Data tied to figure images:

---

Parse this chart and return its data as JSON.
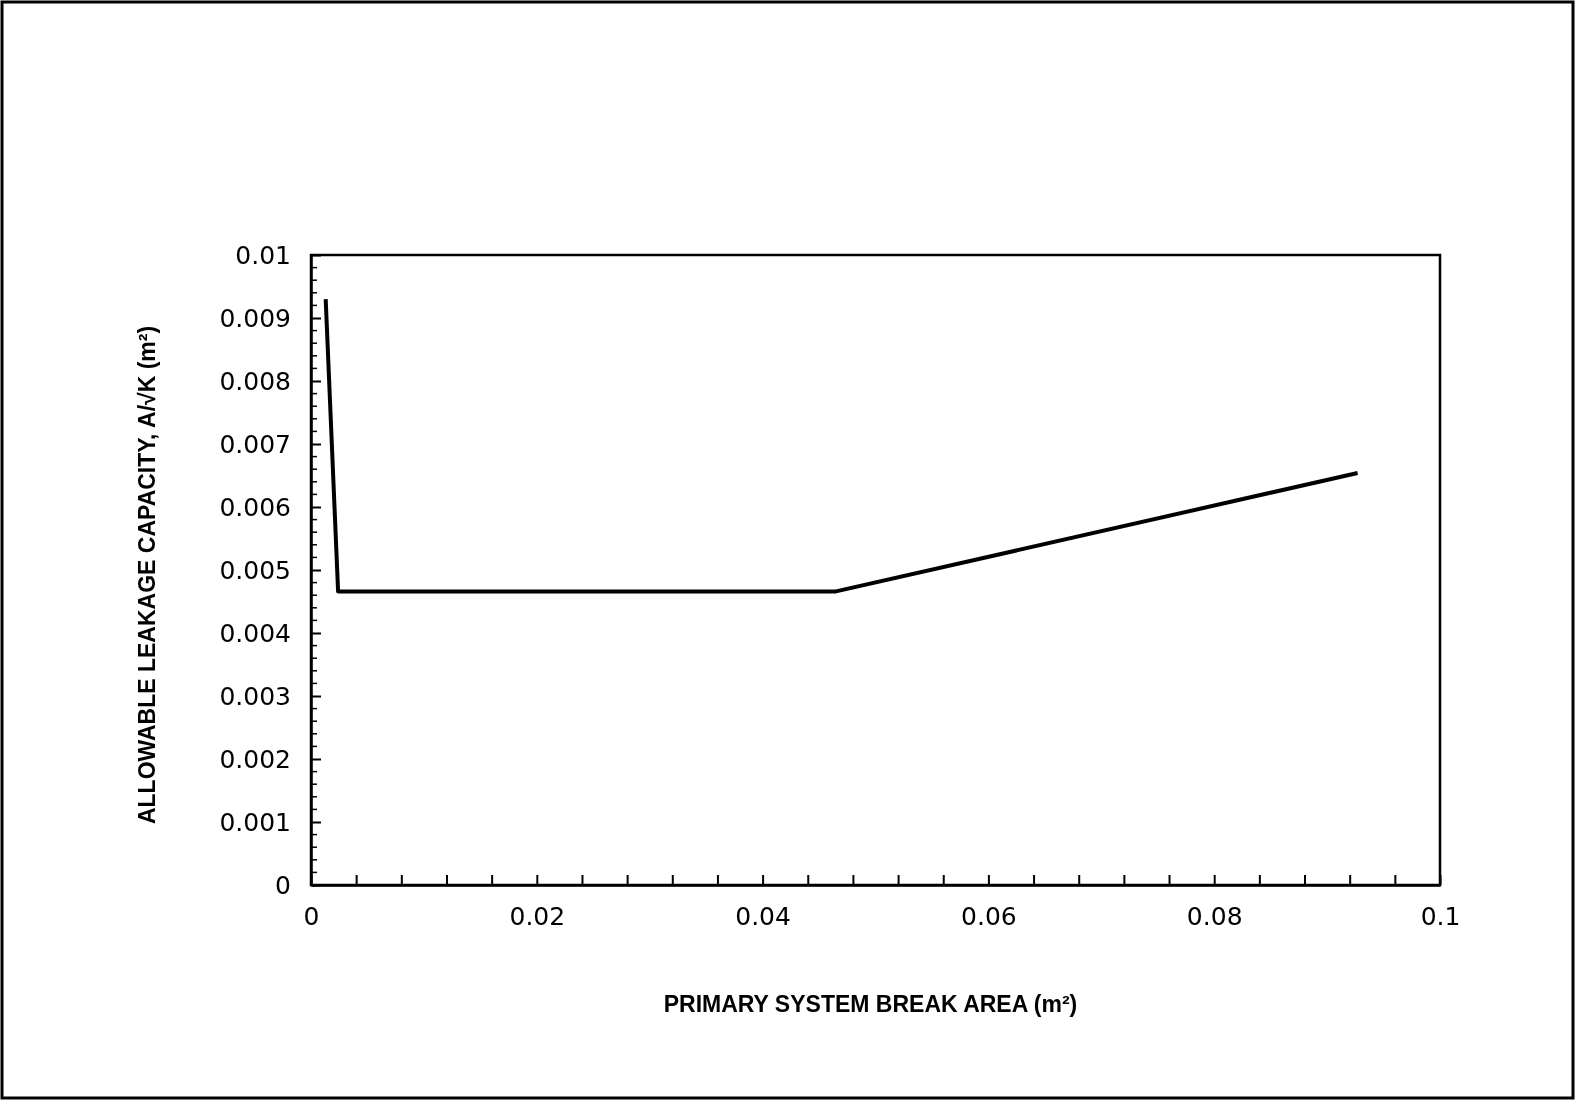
{
  "chart_data": {
    "type": "line",
    "xlabel": "PRIMARY SYSTEM BREAK AREA (m²)",
    "ylabel": "ALLOWABLE LEAKAGE CAPACITY, A/√K (m²)",
    "x": [
      0.0013,
      0.0024,
      0.0465,
      0.0927
    ],
    "series": [
      {
        "color": "#000000",
        "values": [
          0.0093,
          0.00466,
          0.00466,
          0.00654
        ]
      }
    ],
    "xlim": [
      0,
      0.1
    ],
    "ylim": [
      0,
      0.01
    ],
    "xticks": [
      0,
      {
        "value": 0.004,
        "label": null
      },
      {
        "value": 0.008,
        "label": null
      },
      {
        "value": 0.012,
        "label": null
      },
      {
        "value": 0.016,
        "label": null
      },
      0.02,
      {
        "value": 0.024,
        "label": null
      },
      {
        "value": 0.028,
        "label": null
      },
      {
        "value": 0.032,
        "label": null
      },
      {
        "value": 0.036,
        "label": null
      },
      0.04,
      {
        "value": 0.044,
        "label": null
      },
      {
        "value": 0.048,
        "label": null
      },
      {
        "value": 0.052,
        "label": null
      },
      {
        "value": 0.056,
        "label": null
      },
      0.06,
      {
        "value": 0.064,
        "label": null
      },
      {
        "value": 0.068,
        "label": null
      },
      {
        "value": 0.072,
        "label": null
      },
      {
        "value": 0.076,
        "label": null
      },
      0.08,
      {
        "value": 0.084,
        "label": null
      },
      {
        "value": 0.088,
        "label": null
      },
      {
        "value": 0.092,
        "label": null
      },
      {
        "value": 0.096,
        "label": null
      },
      0.1
    ],
    "yticks": [
      0,
      0.001,
      0.002,
      0.003,
      0.004,
      0.005,
      0.006,
      0.007,
      0.008,
      0.009,
      0.01
    ],
    "grid": false,
    "marker": "none",
    "line_style": "solid"
  }
}
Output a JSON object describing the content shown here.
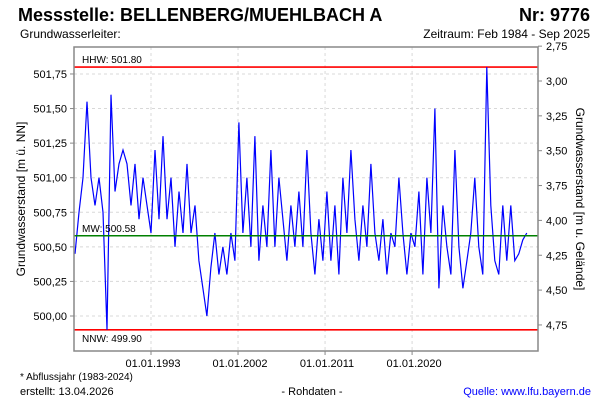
{
  "header": {
    "title": "Messstelle: BELLENBERG/MUEHLBACH A",
    "number": "Nr: 9776",
    "aquifer": "Grundwasserleiter:",
    "period": "Zeitraum: Feb 1984 - Sep 2025"
  },
  "footer": {
    "note": "* Abflussjahr (1983-2024)",
    "created": "erstellt:  13.04.2026",
    "datatype": "- Rohdaten -",
    "source": "Quelle: www.lfu.bayern.de"
  },
  "colors": {
    "series": "#0000ff",
    "extreme": "#ff0000",
    "mean": "#008000",
    "source": "#0000ff"
  },
  "chart_data": {
    "type": "line",
    "ylabel": "Grundwasserstand [m ü. NN]",
    "ylabel_right": "Grundwasserstand [m u. Gelände]",
    "ylim": [
      499.8,
      502.0
    ],
    "yticks": [
      500.0,
      500.25,
      500.5,
      500.75,
      501.0,
      501.25,
      501.5,
      501.75
    ],
    "ytick_labels": [
      "500,00",
      "500,25",
      "500,50",
      "500,75",
      "501,00",
      "501,25",
      "501,50",
      "501,75"
    ],
    "yticks_right": [
      2.75,
      3.0,
      3.25,
      3.5,
      3.75,
      4.0,
      4.25,
      4.5,
      4.75
    ],
    "ytick_labels_right": [
      "2,75",
      "3,00",
      "3,25",
      "3,50",
      "3,75",
      "4,00",
      "4,25",
      "4,50",
      "4,75"
    ],
    "ground_level": 504.7,
    "xlim": [
      1985.04,
      2033.0
    ],
    "xticks": [
      1993,
      2002,
      2011,
      2020
    ],
    "xtick_labels": [
      "01.01.1993",
      "01.01.2002",
      "01.01.2011",
      "01.01.2020"
    ],
    "grid": true,
    "reference_lines": [
      {
        "name": "HHW",
        "label": "HHW: 501.80",
        "value": 501.8
      },
      {
        "name": "MW",
        "label": "MW: 500.58",
        "value": 500.58
      },
      {
        "name": "NNW",
        "label": "NNW: 499.90",
        "value": 499.9
      }
    ],
    "series": [
      {
        "name": "Grundwasserstand",
        "x_start": 1985.14,
        "x_step": 0.4135,
        "values": [
          500.45,
          500.75,
          501.0,
          501.55,
          501.0,
          500.8,
          501.0,
          500.75,
          499.9,
          501.6,
          500.9,
          501.1,
          501.2,
          501.1,
          500.8,
          501.1,
          500.7,
          501.0,
          500.8,
          500.6,
          501.2,
          500.7,
          501.3,
          500.7,
          501.0,
          500.5,
          500.9,
          500.6,
          501.1,
          500.6,
          500.8,
          500.4,
          500.2,
          500.0,
          500.35,
          500.6,
          500.3,
          500.5,
          500.3,
          500.6,
          500.4,
          501.4,
          500.6,
          501.0,
          500.5,
          501.3,
          500.4,
          500.8,
          500.5,
          501.2,
          500.5,
          501.0,
          500.7,
          500.4,
          500.8,
          500.5,
          500.9,
          500.5,
          501.2,
          500.6,
          500.3,
          500.7,
          500.4,
          500.9,
          500.4,
          500.8,
          500.3,
          501.0,
          500.6,
          501.2,
          500.7,
          500.4,
          500.8,
          500.5,
          501.1,
          500.6,
          500.4,
          500.7,
          500.3,
          500.6,
          500.5,
          501.0,
          500.6,
          500.3,
          500.6,
          500.5,
          500.9,
          500.3,
          501.0,
          500.6,
          501.5,
          500.2,
          500.8,
          500.5,
          500.3,
          501.2,
          500.5,
          500.2,
          500.4,
          500.6,
          501.0,
          500.5,
          500.3,
          501.8,
          500.8,
          500.4,
          500.3,
          500.8,
          500.4,
          500.8,
          500.4,
          500.45,
          500.55,
          500.6
        ]
      }
    ]
  }
}
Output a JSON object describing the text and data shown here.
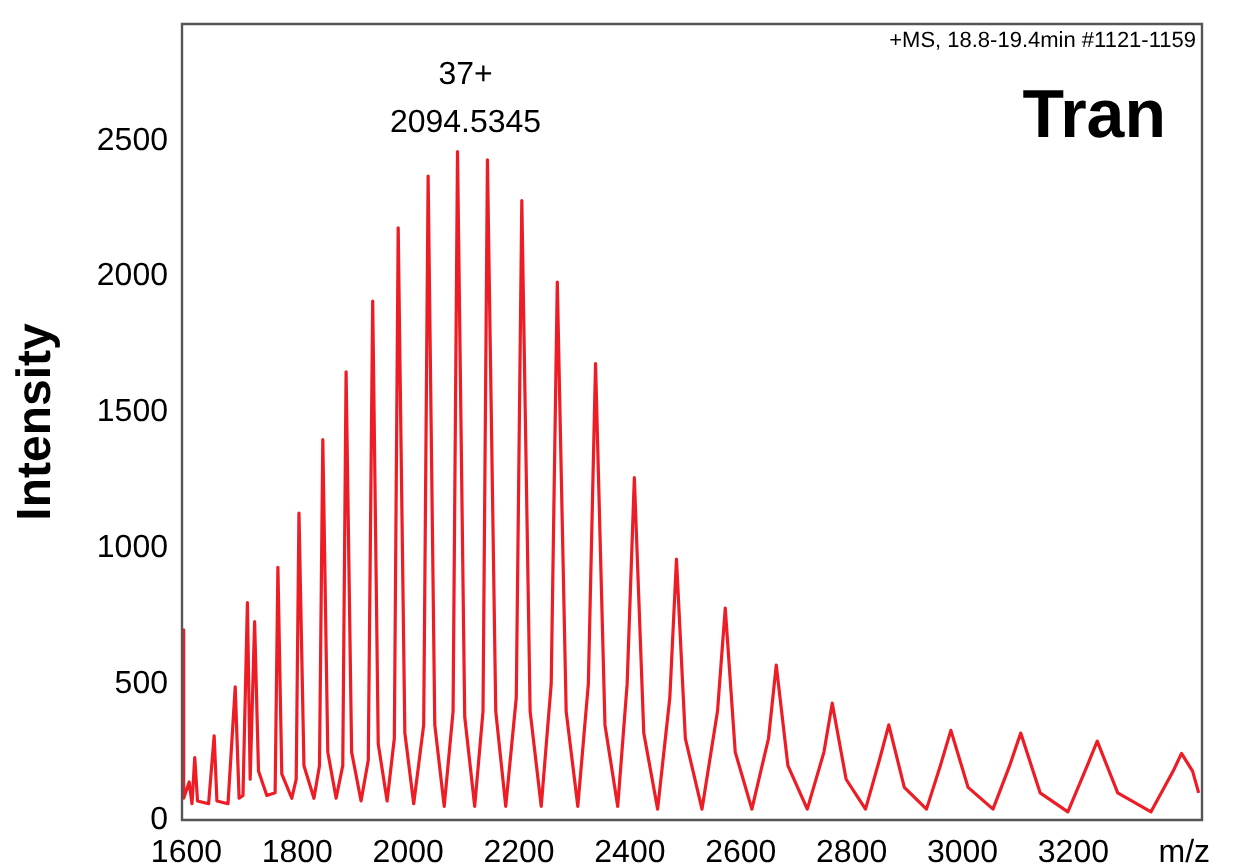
{
  "chart_data": {
    "type": "line",
    "title": "Tran",
    "ylabel": "Intensity",
    "annotations": [
      "+MS, 18.8-19.4min #1121-1159",
      {
        "text": "37+\n2094.5345",
        "x": 2089,
        "y": 2460
      }
    ],
    "xlim": [
      1592,
      3432
    ],
    "ylim": [
      0,
      2930
    ],
    "xticks": [
      1600,
      1800,
      2000,
      2200,
      2400,
      2600,
      2800,
      3000,
      3200,
      {
        "value": 3400,
        "label": "m/z"
      }
    ],
    "yticks": [
      0,
      500,
      1000,
      1500,
      2000,
      2500
    ],
    "grid": false,
    "legend": false,
    "series": [
      {
        "color": "#ee1c25",
        "x": [
          1592,
          1595,
          1605,
          1610,
          1615,
          1620,
          1640,
          1650,
          1655,
          1675,
          1688,
          1695,
          1702,
          1710,
          1715,
          1723,
          1730,
          1745,
          1760,
          1765,
          1772,
          1790,
          1798,
          1803,
          1812,
          1830,
          1840,
          1846,
          1855,
          1870,
          1882,
          1888,
          1898,
          1915,
          1928,
          1936,
          1946,
          1962,
          1975,
          1982,
          1994,
          2010,
          2028,
          2036,
          2048,
          2065,
          2081,
          2089,
          2102,
          2120,
          2135,
          2143,
          2158,
          2176,
          2195,
          2205,
          2220,
          2240,
          2258,
          2269,
          2285,
          2306,
          2325,
          2338,
          2355,
          2378,
          2395,
          2408,
          2425,
          2450,
          2472,
          2484,
          2500,
          2530,
          2558,
          2572,
          2590,
          2620,
          2650,
          2664,
          2685,
          2720,
          2750,
          2765,
          2790,
          2825,
          2850,
          2867,
          2895,
          2935,
          2960,
          2979,
          3010,
          3055,
          3085,
          3105,
          3140,
          3190,
          3225,
          3243,
          3280,
          3340,
          3380,
          3395,
          3415,
          3426
        ],
        "values": [
          700,
          80,
          140,
          60,
          230,
          70,
          60,
          310,
          70,
          60,
          490,
          80,
          90,
          800,
          150,
          730,
          180,
          90,
          100,
          930,
          170,
          80,
          150,
          1130,
          200,
          80,
          200,
          1400,
          250,
          80,
          200,
          1650,
          250,
          70,
          220,
          1910,
          280,
          70,
          300,
          2180,
          320,
          60,
          350,
          2370,
          350,
          50,
          400,
          2460,
          380,
          50,
          400,
          2430,
          400,
          50,
          450,
          2280,
          400,
          50,
          500,
          1980,
          400,
          50,
          500,
          1680,
          350,
          50,
          500,
          1260,
          320,
          40,
          450,
          960,
          300,
          40,
          400,
          780,
          250,
          40,
          300,
          570,
          200,
          40,
          250,
          430,
          150,
          40,
          220,
          350,
          120,
          40,
          200,
          330,
          120,
          40,
          200,
          320,
          100,
          30,
          200,
          290,
          100,
          30,
          180,
          245,
          180,
          100
        ]
      }
    ]
  }
}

---

| Work instructions |
Find every line above that contains the word "JSON", and return each one.

| Completed exercise |
Parse this chart and return its data as JSON.
Output a JSON object describing the content shown here.
Output a JSON object describing the text and data shown here.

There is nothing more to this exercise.